▸ **Written task**
Print all entries precisely as they are written.

▸ **Material provided**
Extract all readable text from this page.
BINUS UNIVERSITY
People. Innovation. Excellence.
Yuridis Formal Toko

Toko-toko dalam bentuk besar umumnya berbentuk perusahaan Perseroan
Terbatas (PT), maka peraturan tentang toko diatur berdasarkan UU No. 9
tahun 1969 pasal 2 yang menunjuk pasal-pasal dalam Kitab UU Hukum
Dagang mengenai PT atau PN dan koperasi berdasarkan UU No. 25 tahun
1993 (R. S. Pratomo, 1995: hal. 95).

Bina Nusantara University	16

▸ **Written reply**
Extract all readable text from this page.
BINUS UNIVERSITY
People. Innovation. Excellence.
Yuridis Formal Toko

Toko-toko dalam bentuk besar umumnya berbentuk perusahaan Perseroan
Terbatas (PT), maka peraturan tentang toko diatur berdasarkan UU No. 9
tahun 1969 pasal 2 yang menunjuk pasal-pasal dalam Kitab UU Hukum
Dagang mengenai PT atau PN dan koperasi berdasarkan UU No. 25 tahun
1993 (R. S. Pratomo, 1995: hal. 95).

Bina Nusantara University	16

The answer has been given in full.